> _Direction_
Copy out all lines with the word "right" in them.

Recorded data

[BEGIN]

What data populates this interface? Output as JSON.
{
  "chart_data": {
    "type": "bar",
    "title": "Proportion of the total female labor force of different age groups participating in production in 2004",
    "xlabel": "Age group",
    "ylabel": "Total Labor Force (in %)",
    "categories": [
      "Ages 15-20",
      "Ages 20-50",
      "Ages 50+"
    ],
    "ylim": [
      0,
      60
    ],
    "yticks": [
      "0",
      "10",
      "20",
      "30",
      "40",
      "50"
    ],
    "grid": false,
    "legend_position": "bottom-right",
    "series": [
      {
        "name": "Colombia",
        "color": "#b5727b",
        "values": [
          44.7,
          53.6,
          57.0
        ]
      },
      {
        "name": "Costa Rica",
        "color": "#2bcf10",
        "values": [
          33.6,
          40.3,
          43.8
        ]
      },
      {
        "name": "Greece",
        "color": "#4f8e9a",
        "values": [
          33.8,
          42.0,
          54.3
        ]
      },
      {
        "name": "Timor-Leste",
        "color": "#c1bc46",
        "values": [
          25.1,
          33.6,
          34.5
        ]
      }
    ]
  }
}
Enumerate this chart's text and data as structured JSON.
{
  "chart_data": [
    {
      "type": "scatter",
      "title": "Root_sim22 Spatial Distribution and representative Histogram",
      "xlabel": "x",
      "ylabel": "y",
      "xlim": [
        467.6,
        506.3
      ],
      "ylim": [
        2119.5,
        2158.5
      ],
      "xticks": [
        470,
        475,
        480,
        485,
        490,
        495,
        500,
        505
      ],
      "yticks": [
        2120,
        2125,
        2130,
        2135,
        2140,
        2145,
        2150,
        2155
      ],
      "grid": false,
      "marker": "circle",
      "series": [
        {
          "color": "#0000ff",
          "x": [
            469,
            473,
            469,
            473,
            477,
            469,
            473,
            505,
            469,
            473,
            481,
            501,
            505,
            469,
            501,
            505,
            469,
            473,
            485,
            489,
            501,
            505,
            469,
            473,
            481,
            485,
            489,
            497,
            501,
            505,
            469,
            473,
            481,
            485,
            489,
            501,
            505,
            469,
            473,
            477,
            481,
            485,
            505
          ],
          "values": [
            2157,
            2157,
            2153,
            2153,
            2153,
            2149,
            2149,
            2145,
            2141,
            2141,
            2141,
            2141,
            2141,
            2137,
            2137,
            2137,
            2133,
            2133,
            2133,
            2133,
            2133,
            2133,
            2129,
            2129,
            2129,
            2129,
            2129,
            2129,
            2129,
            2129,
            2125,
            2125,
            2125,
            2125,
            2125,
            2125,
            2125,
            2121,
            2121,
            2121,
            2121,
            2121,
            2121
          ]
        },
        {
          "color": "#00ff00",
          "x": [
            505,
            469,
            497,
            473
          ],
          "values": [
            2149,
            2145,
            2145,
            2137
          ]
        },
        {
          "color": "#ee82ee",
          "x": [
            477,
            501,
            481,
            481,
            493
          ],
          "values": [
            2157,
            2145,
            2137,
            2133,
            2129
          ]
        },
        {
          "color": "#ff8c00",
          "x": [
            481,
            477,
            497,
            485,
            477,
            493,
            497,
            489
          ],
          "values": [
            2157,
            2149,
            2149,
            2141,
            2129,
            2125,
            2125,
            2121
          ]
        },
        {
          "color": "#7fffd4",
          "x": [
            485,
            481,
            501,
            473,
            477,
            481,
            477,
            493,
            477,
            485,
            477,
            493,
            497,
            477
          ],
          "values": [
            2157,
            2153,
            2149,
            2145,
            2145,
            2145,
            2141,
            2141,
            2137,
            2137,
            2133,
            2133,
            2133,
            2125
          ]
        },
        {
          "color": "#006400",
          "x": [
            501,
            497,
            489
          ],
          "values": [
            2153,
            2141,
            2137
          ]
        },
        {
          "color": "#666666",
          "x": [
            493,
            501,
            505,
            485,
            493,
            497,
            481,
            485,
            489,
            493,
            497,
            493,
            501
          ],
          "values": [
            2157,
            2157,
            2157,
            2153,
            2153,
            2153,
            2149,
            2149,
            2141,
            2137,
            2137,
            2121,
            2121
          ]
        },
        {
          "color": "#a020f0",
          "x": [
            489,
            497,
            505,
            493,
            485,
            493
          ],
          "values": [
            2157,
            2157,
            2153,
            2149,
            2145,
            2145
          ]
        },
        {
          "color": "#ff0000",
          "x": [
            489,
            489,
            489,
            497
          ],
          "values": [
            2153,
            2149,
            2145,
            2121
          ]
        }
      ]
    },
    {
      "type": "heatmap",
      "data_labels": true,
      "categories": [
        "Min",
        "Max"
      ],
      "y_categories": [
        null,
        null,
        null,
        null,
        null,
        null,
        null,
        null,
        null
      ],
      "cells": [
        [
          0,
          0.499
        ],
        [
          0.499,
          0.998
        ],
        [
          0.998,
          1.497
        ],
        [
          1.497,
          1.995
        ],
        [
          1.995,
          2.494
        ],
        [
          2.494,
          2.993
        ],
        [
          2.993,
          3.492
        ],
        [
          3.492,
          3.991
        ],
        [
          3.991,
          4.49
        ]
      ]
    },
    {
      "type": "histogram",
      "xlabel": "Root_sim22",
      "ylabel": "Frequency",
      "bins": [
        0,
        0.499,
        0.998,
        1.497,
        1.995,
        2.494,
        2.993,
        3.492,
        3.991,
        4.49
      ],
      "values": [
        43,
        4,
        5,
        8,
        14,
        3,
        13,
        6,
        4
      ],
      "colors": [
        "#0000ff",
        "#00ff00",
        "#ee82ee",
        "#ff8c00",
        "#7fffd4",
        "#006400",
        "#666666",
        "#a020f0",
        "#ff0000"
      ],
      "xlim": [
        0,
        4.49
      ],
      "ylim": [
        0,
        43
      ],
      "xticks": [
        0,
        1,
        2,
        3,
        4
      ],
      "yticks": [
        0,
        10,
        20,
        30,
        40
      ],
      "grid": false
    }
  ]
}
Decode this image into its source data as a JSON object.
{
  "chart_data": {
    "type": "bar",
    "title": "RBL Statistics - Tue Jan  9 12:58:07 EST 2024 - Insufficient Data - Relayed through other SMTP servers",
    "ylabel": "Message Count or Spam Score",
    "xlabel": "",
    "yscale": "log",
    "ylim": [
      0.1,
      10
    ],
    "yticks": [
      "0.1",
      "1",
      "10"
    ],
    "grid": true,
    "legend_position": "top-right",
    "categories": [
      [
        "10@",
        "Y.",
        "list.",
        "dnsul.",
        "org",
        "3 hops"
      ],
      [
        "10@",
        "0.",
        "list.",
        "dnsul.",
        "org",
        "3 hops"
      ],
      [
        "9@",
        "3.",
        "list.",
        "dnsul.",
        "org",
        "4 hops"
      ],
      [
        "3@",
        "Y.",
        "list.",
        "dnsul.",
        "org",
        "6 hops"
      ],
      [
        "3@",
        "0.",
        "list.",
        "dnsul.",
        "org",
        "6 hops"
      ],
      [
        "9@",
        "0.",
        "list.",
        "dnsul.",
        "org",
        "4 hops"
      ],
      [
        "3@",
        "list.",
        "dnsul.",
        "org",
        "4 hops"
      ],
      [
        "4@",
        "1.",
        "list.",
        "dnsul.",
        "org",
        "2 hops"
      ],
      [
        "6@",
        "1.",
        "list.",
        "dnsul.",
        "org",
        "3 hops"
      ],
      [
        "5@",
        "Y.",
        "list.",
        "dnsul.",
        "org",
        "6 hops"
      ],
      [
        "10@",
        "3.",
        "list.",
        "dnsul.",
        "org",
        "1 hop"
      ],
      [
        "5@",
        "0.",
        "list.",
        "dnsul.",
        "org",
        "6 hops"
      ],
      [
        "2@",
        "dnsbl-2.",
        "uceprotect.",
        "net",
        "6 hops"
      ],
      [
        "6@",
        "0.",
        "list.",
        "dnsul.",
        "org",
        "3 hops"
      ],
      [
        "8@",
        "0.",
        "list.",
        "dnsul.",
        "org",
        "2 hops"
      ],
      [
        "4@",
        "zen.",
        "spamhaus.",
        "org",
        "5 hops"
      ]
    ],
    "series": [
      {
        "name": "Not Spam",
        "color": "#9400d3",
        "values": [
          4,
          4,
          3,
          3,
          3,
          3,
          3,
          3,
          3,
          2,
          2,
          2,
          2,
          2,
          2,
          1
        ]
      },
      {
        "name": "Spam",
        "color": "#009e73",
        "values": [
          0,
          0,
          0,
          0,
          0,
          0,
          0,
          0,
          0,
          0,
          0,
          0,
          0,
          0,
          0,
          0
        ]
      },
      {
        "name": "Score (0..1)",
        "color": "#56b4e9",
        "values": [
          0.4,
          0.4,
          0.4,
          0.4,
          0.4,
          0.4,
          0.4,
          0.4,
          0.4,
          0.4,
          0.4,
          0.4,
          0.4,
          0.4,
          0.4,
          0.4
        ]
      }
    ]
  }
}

[END]

> _Expected answer_
    "legend_position": "bottom-right",
    "legend_position": "top-right",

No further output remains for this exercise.